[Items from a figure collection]
+ + + + +
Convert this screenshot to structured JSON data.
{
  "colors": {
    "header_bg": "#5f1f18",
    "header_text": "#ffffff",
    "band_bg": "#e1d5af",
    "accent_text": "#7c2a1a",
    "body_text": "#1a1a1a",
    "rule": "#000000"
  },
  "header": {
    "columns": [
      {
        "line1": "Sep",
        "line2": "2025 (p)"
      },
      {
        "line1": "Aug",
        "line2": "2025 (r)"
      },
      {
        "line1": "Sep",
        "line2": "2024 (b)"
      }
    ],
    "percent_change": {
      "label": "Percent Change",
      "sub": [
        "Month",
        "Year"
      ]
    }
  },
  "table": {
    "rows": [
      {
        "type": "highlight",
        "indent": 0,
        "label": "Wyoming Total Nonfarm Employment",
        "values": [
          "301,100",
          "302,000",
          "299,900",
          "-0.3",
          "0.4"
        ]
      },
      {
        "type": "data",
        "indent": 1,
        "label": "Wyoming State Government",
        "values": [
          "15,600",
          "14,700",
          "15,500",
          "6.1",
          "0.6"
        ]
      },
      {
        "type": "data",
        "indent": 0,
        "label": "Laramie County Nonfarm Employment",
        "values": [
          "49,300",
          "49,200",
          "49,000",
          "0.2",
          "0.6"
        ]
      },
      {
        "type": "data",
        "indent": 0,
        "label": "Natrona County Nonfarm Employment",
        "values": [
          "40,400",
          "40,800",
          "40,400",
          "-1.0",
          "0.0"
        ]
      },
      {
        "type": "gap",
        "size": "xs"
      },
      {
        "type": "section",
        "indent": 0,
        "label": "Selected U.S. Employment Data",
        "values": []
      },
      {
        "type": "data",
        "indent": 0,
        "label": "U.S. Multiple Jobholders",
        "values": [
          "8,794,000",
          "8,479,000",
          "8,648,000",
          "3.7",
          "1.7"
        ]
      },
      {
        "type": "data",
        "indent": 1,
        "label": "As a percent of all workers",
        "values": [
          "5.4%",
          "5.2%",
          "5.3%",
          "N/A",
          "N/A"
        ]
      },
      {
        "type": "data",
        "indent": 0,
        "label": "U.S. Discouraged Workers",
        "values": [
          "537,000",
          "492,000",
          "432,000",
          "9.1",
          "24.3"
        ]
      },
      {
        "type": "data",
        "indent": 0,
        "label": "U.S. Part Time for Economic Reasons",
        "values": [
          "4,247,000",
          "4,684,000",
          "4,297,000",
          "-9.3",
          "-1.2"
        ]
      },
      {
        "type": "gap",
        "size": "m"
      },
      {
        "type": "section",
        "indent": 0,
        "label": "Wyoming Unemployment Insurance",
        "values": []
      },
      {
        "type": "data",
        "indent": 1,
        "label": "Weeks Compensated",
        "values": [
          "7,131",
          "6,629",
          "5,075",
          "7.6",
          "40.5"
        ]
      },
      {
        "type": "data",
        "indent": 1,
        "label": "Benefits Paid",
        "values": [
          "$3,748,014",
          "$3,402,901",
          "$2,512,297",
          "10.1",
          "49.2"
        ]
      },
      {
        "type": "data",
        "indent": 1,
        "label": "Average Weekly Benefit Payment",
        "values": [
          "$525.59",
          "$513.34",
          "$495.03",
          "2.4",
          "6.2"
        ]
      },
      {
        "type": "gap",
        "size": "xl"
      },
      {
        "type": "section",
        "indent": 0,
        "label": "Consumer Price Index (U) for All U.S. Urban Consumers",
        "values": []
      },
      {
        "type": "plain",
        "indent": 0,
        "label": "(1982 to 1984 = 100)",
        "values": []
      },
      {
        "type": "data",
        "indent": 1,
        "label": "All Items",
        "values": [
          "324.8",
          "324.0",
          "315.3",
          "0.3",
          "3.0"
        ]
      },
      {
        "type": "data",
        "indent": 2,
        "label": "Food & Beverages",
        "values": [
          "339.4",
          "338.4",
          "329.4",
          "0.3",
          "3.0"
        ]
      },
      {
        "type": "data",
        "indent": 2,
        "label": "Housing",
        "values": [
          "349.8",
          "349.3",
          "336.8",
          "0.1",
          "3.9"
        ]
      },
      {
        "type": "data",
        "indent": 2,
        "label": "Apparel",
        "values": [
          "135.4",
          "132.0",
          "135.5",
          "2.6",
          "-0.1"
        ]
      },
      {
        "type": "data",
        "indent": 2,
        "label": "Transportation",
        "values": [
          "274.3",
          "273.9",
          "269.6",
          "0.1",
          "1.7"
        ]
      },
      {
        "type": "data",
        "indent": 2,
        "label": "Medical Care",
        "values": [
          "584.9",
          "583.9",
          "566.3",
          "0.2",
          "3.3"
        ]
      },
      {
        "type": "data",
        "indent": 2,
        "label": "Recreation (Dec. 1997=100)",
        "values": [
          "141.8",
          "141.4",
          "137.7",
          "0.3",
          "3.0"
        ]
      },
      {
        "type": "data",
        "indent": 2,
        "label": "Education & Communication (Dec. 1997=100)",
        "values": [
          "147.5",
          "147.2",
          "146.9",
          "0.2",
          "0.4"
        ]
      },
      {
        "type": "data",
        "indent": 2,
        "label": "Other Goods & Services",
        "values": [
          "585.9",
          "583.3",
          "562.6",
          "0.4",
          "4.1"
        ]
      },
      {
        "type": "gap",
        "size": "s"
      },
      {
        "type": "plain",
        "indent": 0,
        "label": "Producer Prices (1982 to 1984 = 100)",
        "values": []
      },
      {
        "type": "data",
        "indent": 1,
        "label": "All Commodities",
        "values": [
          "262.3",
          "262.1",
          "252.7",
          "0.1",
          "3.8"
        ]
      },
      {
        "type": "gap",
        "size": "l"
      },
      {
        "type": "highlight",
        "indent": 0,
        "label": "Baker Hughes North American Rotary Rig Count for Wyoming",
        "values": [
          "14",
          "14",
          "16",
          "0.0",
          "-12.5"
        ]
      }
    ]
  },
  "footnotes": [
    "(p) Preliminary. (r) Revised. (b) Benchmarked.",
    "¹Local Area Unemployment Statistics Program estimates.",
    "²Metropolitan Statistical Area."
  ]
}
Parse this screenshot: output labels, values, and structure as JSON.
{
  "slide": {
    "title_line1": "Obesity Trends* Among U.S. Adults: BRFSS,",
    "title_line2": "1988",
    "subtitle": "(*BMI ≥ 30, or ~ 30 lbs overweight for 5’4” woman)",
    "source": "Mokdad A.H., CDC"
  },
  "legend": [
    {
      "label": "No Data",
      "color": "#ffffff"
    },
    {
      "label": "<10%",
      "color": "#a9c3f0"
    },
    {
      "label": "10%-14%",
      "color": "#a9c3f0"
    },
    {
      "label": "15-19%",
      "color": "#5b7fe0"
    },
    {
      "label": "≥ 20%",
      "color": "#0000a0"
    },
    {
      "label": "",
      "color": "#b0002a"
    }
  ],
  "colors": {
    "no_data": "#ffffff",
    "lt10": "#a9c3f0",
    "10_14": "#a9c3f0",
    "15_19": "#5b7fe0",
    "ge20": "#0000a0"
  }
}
+ + + + +
*Brief:* Reproduce the whole listing word for word.

*Task response:*
Convert this screenshot to structured JSON data.
{
  "colors": {
    "header_bg": "#5f1f18",
    "header_text": "#ffffff",
    "band_bg": "#e1d5af",
    "accent_text": "#7c2a1a",
    "body_text": "#1a1a1a",
    "rule": "#000000"
  },
  "header": {
    "columns": [
      {
        "line1": "Sep",
        "line2": "2025 (p)"
      },
      {
        "line1": "Aug",
        "line2": "2025 (r)"
      },
      {
        "line1": "Sep",
        "line2": "2024 (b)"
      }
    ],
    "percent_change": {
      "label": "Percent Change",
      "sub": [
        "Month",
        "Year"
      ]
    }
  },
  "table": {
    "rows": [
      {
        "type": "highlight",
        "indent": 0,
        "label": "Wyoming Total Nonfarm Employment",
        "values": [
          "301,100",
          "302,000",
          "299,900",
          "-0.3",
          "0.4"
        ]
      },
      {
        "type": "data",
        "indent": 1,
        "label": "Wyoming State Government",
        "values": [
          "15,600",
          "14,700",
          "15,500",
          "6.1",
          "0.6"
        ]
      },
      {
        "type": "data",
        "indent": 0,
        "label": "Laramie County Nonfarm Employment",
        "values": [
          "49,300",
          "49,200",
          "49,000",
          "0.2",
          "0.6"
        ]
      },
      {
        "type": "data",
        "indent": 0,
        "label": "Natrona County Nonfarm Employment",
        "values": [
          "40,400",
          "40,800",
          "40,400",
          "-1.0",
          "0.0"
        ]
      },
      {
        "type": "gap",
        "size": "xs"
      },
      {
        "type": "section",
        "indent": 0,
        "label": "Selected U.S. Employment Data",
        "values": []
      },
      {
        "type": "data",
        "indent": 0,
        "label": "U.S. Multiple Jobholders",
        "values": [
          "8,794,000",
          "8,479,000",
          "8,648,000",
          "3.7",
          "1.7"
        ]
      },
      {
        "type": "data",
        "indent": 1,
        "label": "As a percent of all workers",
        "values": [
          "5.4%",
          "5.2%",
          "5.3%",
          "N/A",
          "N/A"
        ]
      },
      {
        "type": "data",
        "indent": 0,
        "label": "U.S. Discouraged Workers",
        "values": [
          "537,000",
          "492,000",
          "432,000",
          "9.1",
          "24.3"
        ]
      },
      {
        "type": "data",
        "indent": 0,
        "label": "U.S. Part Time for Economic Reasons",
        "values": [
          "4,247,000",
          "4,684,000",
          "4,297,000",
          "-9.3",
          "-1.2"
        ]
      },
      {
        "type": "gap",
        "size": "m"
      },
      {
        "type": "section",
        "indent": 0,
        "label": "Wyoming Unemployment Insurance",
        "values": []
      },
      {
        "type": "data",
        "indent": 1,
        "label": "Weeks Compensated",
        "values": [
          "7,131",
          "6,629",
          "5,075",
          "7.6",
          "40.5"
        ]
      },
      {
        "type": "data",
        "indent": 1,
        "label": "Benefits Paid",
        "values": [
          "$3,748,014",
          "$3,402,901",
          "$2,512,297",
          "10.1",
          "49.2"
        ]
      },
      {
        "type": "data",
        "indent": 1,
        "label": "Average Weekly Benefit Payment",
        "values": [
          "$525.59",
          "$513.34",
          "$495.03",
          "2.4",
          "6.2"
        ]
      },
      {
        "type": "gap",
        "size": "xl"
      },
      {
        "type": "section",
        "indent": 0,
        "label": "Consumer Price Index (U) for All U.S. Urban Consumers",
        "values": []
      },
      {
        "type": "plain",
        "indent": 0,
        "label": "(1982 to 1984 = 100)",
        "values": []
      },
      {
        "type": "data",
        "indent": 1,
        "label": "All Items",
        "values": [
          "324.8",
          "324.0",
          "315.3",
          "0.3",
          "3.0"
        ]
      },
      {
        "type": "data",
        "indent": 2,
        "label": "Food & Beverages",
        "values": [
          "339.4",
          "338.4",
          "329.4",
          "0.3",
          "3.0"
        ]
      },
      {
        "type": "data",
        "indent": 2,
        "label": "Housing",
        "values": [
          "349.8",
          "349.3",
          "336.8",
          "0.1",
          "3.9"
        ]
      },
      {
        "type": "data",
        "indent": 2,
        "label": "Apparel",
        "values": [
          "135.4",
          "132.0",
          "135.5",
          "2.6",
          "-0.1"
        ]
      },
      {
        "type": "data",
        "indent": 2,
        "label": "Transportation",
        "values": [
          "274.3",
          "273.9",
          "269.6",
          "0.1",
          "1.7"
        ]
      },
      {
        "type": "data",
        "indent": 2,
        "label": "Medical Care",
        "values": [
          "584.9",
          "583.9",
          "566.3",
          "0.2",
          "3.3"
        ]
      },
      {
        "type": "data",
        "indent": 2,
        "label": "Recreation (Dec. 1997=100)",
        "values": [
          "141.8",
          "141.4",
          "137.7",
          "0.3",
          "3.0"
        ]
      },
      {
        "type": "data",
        "indent": 2,
        "label": "Education & Communication (Dec. 1997=100)",
        "values": [
          "147.5",
          "147.2",
          "146.9",
          "0.2",
          "0.4"
        ]
      },
      {
        "type": "data",
        "indent": 2,
        "label": "Other Goods & Services",
        "values": [
          "585.9",
          "583.3",
          "562.6",
          "0.4",
          "4.1"
        ]
      },
      {
        "type": "gap",
        "size": "s"
      },
      {
        "type": "plain",
        "indent": 0,
        "label": "Producer Prices (1982 to 1984 = 100)",
        "values": []
      },
      {
        "type": "data",
        "indent": 1,
        "label": "All Commodities",
        "values": [
          "262.3",
          "262.1",
          "252.7",
          "0.1",
          "3.8"
        ]
      },
      {
        "type": "gap",
        "size": "l"
      },
      {
        "type": "highlight",
        "indent": 0,
        "label": "Baker Hughes North American Rotary Rig Count for Wyoming",
        "values": [
          "14",
          "14",
          "16",
          "0.0",
          "-12.5"
        ]
      }
    ]
  },
  "footnotes": [
    "(p) Preliminary. (r) Revised. (b) Benchmarked.",
    "¹Local Area Unemployment Statistics Program estimates.",
    "²Metropolitan Statistical Area."
  ]
}
Parse this screenshot: output labels, values, and structure as JSON.
{
  "slide": {
    "title_line1": "Obesity Trends* Among U.S. Adults: BRFSS,",
    "title_line2": "1988",
    "subtitle": "(*BMI ≥ 30, or ~ 30 lbs overweight for 5’4” woman)",
    "source": "Mokdad A.H., CDC"
  },
  "legend": [
    {
      "label": "No Data",
      "color": "#ffffff"
    },
    {
      "label": "<10%",
      "color": "#a9c3f0"
    },
    {
      "label": "10%-14%",
      "color": "#a9c3f0"
    },
    {
      "label": "15-19%",
      "color": "#5b7fe0"
    },
    {
      "label": "≥ 20%",
      "color": "#0000a0"
    },
    {
      "label": "",
      "color": "#b0002a"
    }
  ],
  "colors": {
    "no_data": "#ffffff",
    "lt10": "#a9c3f0",
    "10_14": "#a9c3f0",
    "15_19": "#5b7fe0",
    "ge20": "#0000a0"
  }
}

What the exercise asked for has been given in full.